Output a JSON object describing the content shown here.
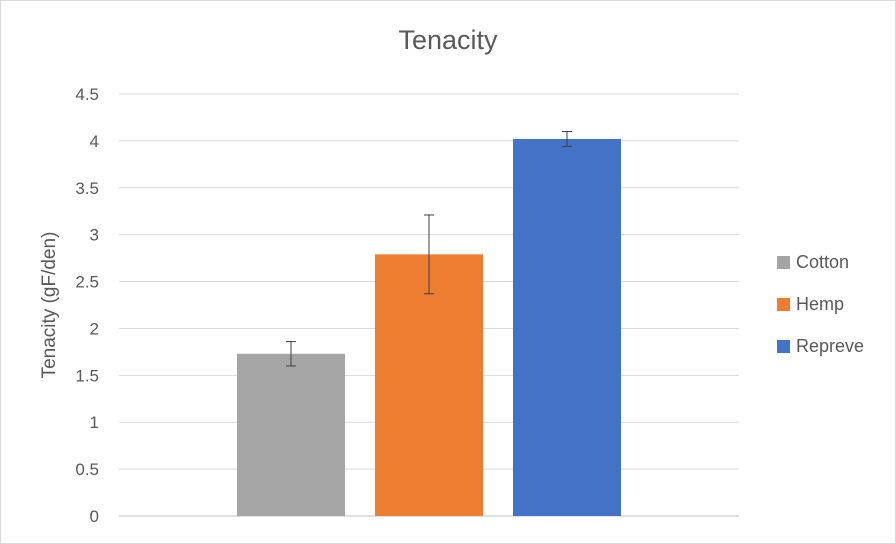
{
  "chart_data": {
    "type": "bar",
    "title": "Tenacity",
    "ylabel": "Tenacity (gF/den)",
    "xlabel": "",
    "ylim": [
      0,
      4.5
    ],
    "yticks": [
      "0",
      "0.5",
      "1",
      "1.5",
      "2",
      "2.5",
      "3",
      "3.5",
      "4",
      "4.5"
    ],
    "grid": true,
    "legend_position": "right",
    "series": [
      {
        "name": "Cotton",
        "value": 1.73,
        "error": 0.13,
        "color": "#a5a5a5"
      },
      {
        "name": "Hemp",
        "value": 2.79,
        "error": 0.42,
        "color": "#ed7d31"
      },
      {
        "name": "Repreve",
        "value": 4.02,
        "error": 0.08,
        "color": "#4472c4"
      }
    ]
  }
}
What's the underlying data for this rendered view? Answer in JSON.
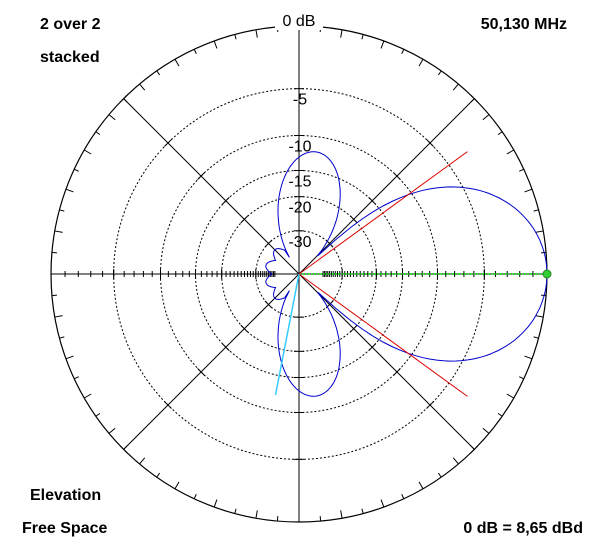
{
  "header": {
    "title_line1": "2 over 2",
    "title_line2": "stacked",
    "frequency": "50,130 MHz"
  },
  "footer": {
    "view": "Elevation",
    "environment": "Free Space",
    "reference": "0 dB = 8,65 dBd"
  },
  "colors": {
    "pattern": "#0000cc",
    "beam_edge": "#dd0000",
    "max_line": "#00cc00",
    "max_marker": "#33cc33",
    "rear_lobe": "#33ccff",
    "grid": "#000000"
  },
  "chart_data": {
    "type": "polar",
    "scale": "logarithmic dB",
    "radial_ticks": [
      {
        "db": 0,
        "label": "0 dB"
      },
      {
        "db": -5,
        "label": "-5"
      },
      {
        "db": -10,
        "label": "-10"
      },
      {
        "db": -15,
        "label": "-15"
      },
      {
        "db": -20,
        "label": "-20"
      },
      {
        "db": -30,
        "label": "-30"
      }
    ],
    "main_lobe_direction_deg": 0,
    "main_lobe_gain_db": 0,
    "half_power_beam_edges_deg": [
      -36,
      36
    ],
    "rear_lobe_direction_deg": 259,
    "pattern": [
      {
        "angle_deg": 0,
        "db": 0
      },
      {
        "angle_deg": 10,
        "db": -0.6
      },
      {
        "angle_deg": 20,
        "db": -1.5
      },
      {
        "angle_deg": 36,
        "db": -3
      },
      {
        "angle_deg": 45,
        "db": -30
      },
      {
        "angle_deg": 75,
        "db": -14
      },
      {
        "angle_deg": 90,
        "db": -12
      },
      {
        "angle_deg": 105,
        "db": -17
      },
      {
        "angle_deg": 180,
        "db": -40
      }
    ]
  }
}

○ ○ ○

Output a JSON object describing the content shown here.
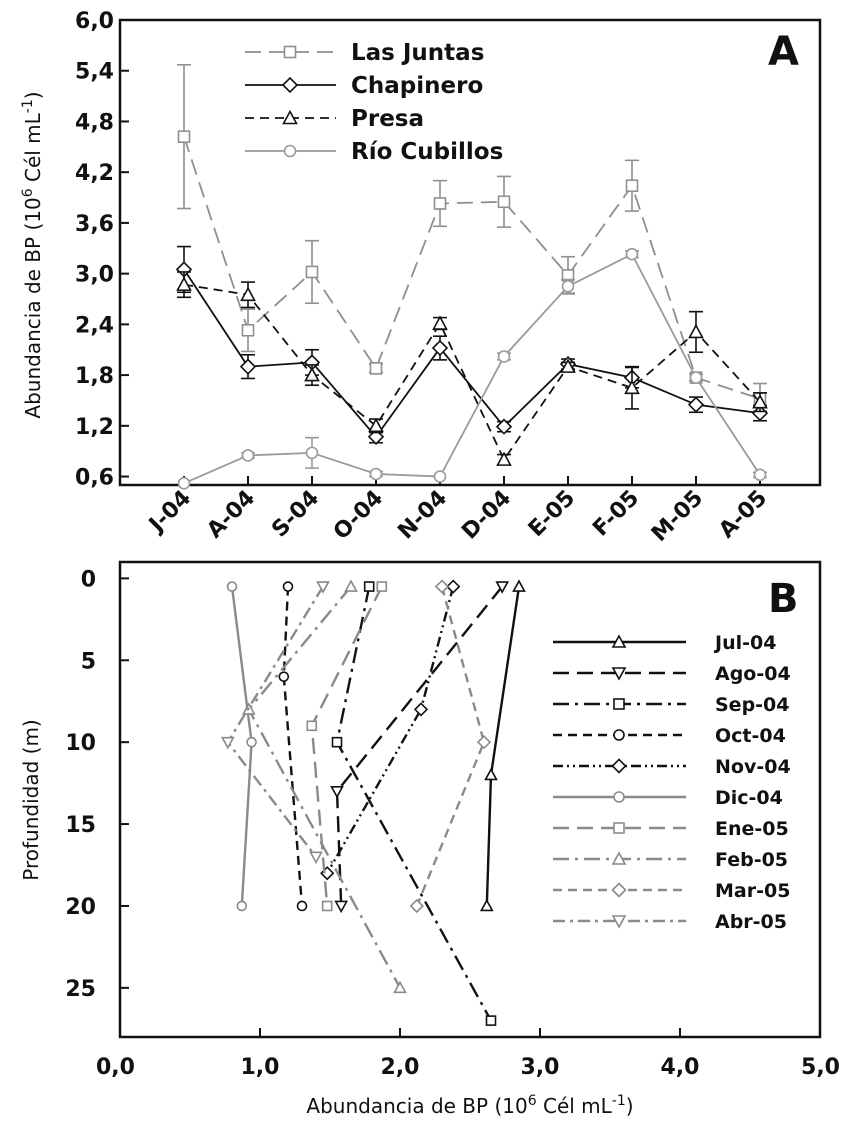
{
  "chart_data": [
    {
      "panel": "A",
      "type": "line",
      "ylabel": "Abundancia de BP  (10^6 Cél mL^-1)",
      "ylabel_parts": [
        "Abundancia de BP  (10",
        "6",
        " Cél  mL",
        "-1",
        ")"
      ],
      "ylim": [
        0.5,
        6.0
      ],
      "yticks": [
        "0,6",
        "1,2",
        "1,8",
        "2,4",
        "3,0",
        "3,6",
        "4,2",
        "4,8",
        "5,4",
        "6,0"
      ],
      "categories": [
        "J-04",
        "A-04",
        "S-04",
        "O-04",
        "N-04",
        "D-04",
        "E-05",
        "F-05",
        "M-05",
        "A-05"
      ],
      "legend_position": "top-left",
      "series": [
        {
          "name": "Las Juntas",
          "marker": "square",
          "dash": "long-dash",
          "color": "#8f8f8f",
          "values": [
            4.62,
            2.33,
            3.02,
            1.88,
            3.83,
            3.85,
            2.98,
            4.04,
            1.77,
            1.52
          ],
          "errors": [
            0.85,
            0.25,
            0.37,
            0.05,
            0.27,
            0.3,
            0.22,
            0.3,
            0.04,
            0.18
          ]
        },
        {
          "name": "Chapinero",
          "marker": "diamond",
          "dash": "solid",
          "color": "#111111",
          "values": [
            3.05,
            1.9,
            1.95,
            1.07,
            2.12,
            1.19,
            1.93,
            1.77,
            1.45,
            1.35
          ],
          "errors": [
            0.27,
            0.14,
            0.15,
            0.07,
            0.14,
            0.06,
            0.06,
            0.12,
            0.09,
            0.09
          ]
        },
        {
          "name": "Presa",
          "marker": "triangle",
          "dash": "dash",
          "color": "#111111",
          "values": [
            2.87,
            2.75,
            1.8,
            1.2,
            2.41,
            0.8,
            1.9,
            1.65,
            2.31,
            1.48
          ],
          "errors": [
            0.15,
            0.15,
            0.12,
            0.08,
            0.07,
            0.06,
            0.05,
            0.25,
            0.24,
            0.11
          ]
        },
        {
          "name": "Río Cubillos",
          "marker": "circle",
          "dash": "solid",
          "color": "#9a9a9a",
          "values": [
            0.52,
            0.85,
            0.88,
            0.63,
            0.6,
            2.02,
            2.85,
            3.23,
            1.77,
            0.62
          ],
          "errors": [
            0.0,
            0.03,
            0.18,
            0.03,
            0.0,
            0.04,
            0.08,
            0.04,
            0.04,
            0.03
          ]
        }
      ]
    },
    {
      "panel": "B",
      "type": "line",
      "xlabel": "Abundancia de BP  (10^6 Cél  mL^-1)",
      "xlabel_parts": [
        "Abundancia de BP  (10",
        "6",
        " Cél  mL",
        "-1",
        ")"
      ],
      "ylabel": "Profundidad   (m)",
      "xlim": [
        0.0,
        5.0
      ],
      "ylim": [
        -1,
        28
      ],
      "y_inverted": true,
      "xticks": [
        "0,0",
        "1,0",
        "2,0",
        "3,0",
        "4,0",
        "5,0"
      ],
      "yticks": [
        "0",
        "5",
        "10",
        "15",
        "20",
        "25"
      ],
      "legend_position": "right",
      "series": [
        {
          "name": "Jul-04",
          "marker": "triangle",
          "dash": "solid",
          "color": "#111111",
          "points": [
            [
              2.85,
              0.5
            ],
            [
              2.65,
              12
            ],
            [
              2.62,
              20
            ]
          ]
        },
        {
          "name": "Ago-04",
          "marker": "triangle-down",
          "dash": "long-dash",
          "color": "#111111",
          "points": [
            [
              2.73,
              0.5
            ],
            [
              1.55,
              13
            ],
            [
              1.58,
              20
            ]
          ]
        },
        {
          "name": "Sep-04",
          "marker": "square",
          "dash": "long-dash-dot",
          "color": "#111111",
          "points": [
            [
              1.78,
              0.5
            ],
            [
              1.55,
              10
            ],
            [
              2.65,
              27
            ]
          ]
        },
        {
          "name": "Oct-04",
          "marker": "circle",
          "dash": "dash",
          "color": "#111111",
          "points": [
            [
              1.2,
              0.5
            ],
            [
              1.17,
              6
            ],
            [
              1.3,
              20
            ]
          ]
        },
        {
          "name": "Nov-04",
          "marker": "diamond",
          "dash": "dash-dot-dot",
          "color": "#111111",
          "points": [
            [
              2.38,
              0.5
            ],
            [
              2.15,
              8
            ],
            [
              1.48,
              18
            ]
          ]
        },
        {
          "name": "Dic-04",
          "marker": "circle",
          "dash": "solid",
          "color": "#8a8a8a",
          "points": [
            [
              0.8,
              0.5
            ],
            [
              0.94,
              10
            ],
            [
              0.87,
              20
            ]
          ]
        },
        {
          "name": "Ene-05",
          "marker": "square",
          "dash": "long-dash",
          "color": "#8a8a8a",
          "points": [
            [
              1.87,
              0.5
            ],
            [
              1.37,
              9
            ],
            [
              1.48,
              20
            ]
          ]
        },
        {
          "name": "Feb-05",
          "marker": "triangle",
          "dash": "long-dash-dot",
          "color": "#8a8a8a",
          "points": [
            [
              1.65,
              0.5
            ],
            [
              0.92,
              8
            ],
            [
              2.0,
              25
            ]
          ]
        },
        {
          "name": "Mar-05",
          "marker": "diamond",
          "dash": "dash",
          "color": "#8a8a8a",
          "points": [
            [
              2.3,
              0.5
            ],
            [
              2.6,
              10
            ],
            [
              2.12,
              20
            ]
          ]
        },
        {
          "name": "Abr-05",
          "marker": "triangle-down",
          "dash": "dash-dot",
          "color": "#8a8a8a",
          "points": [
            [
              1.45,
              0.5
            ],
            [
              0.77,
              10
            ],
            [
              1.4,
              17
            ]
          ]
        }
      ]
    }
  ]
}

○ ○ ○

§ AIM OF THE TASK: Copy every line of the records above that holds the word "right".

§ THE COMPLETED TASK:
    "legend_position": "right",
      "legend_position": "right",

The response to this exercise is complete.